- **Do this**
Please say how many lines of the listing hold "идентификации", with no other words in the answer.

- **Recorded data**

==*==

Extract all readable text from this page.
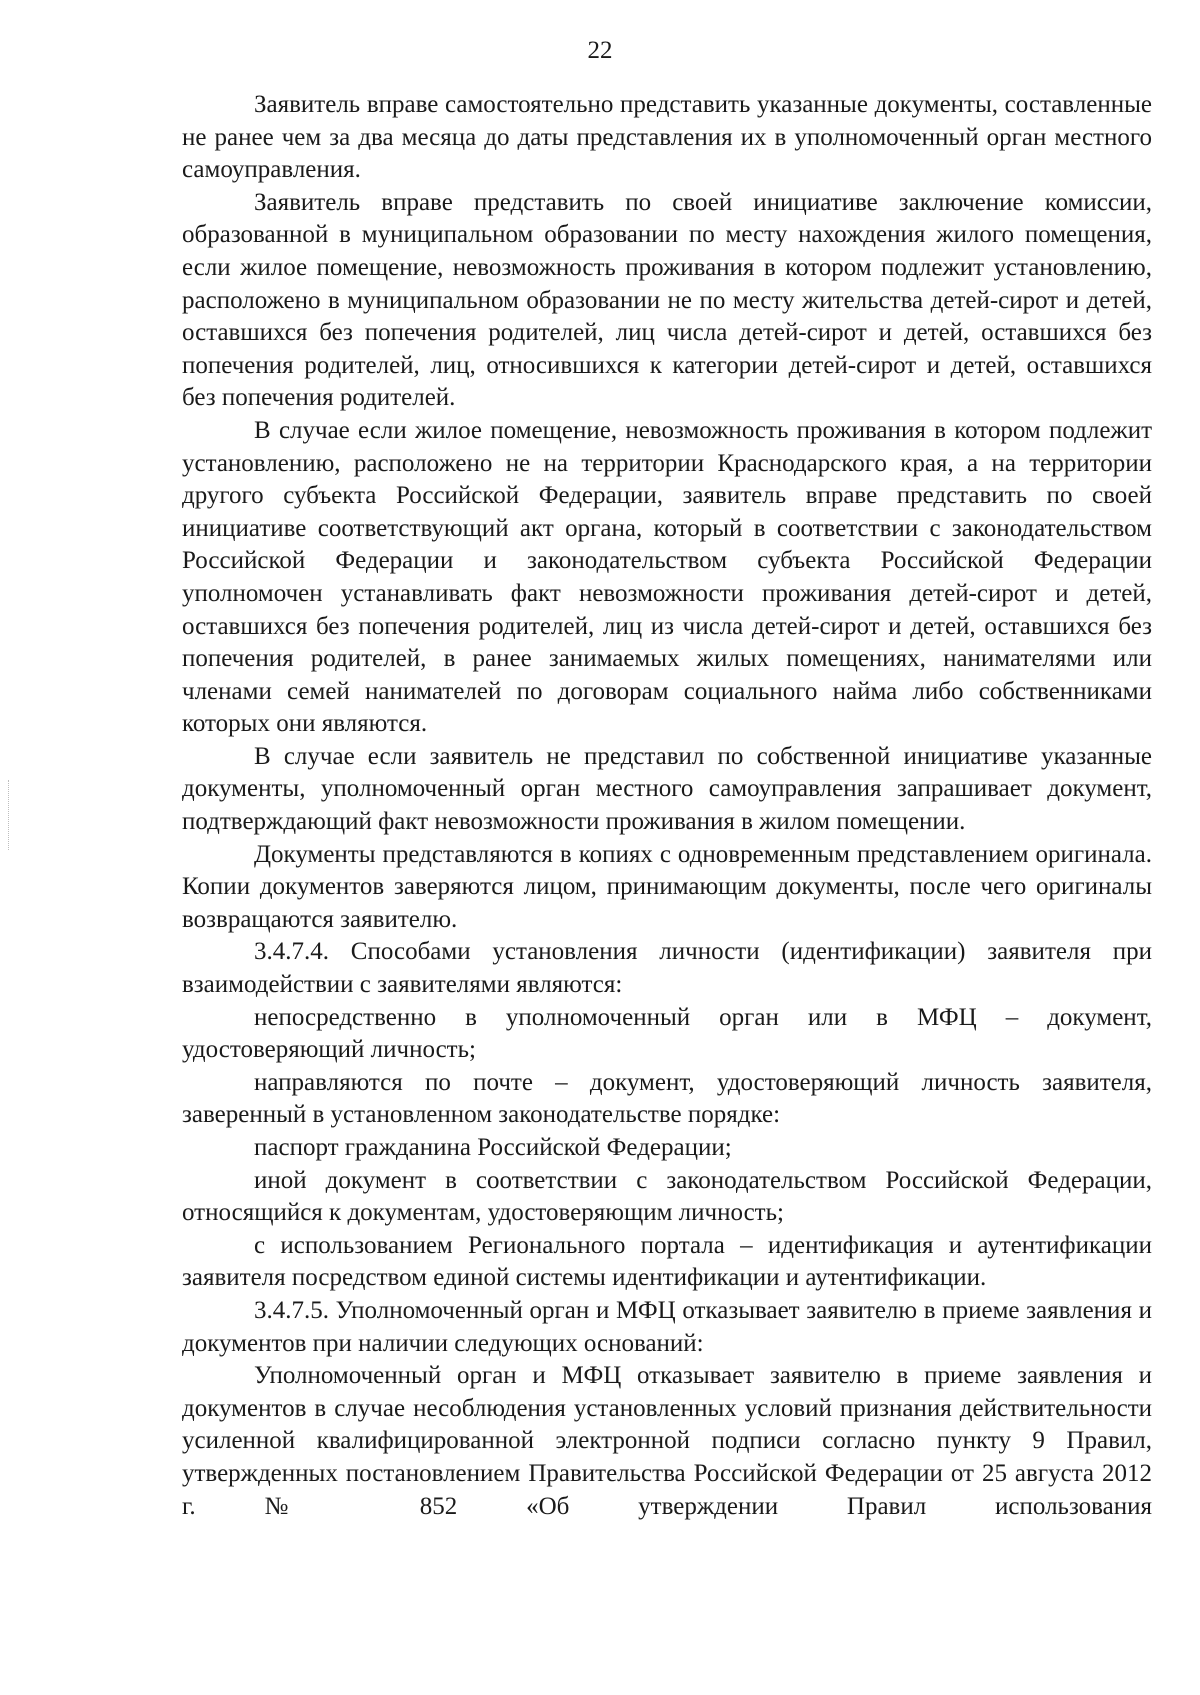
22

Заявитель вправе самостоятельно представить указанные документы, составленные не ранее чем за два месяца до даты представления их в уполномоченный орган местного самоуправления.

Заявитель вправе представить по своей инициативе заключение комиссии, образованной в муниципальном образовании по месту нахождения жилого помещения, если жилое помещение, невозможность проживания в котором подлежит установлению, расположено в муниципальном образовании не по месту жительства детей-сирот и детей, оставшихся без попечения родителей, лиц числа детей-сирот и детей, оставшихся без попечения родителей, лиц, относившихся к категории детей-сирот и детей, оставшихся без попечения родителей.

В случае если жилое помещение, невозможность проживания в котором подлежит установлению, расположено не на территории Краснодарского края, а на территории другого субъекта Российской Федерации, заявитель вправе представить по своей инициативе соответствующий акт органа, который в соответствии с законодательством Российской Федерации и законодательством субъекта Российской Федерации уполномочен устанавливать факт невозможности проживания детей-сирот и детей, оставшихся без попечения родителей, лиц из числа детей-сирот и детей, оставшихся без попечения родителей, в ранее занимаемых жилых помещениях, нанимателями или членами семей нанимателей по договорам социального найма либо собственниками которых они являются.

В случае если заявитель не представил по собственной инициативе указанные документы, уполномоченный орган местного самоуправления запрашивает документ, подтверждающий факт невозможности проживания в жилом помещении.

Документы представляются в копиях с одновременным представлением оригинала. Копии документов заверяются лицом, принимающим документы, после чего оригиналы возвращаются заявителю.

3.4.7.4. Способами установления личности (идентификации) заявителя при взаимодействии с заявителями являются:

непосредственно в уполномоченный орган или в МФЦ – документ, удостоверяющий личность;

направляются по почте – документ, удостоверяющий личность заявителя, заверенный в установленном законодательстве порядке:

паспорт гражданина Российской Федерации;

иной документ в соответствии с законодательством Российской Федерации, относящийся к документам, удостоверяющим личность;

с использованием Регионального портала – идентификация и аутентификации заявителя посредством единой системы идентификации и аутентификации.

3.4.7.5. Уполномоченный орган и МФЦ отказывает заявителю в приеме заявления и документов при наличии следующих оснований:

Уполномоченный орган и МФЦ отказывает заявителю в приеме заявления и документов в случае несоблюдения установленных условий признания действительности усиленной квалифицированной электронной подписи согласно пункту 9 Правил, утвержденных постановлением Правительства Российской Федерации от 25 августа 2012 г. № 852 «Об утверждении Правил использования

==*==

- **The response**
2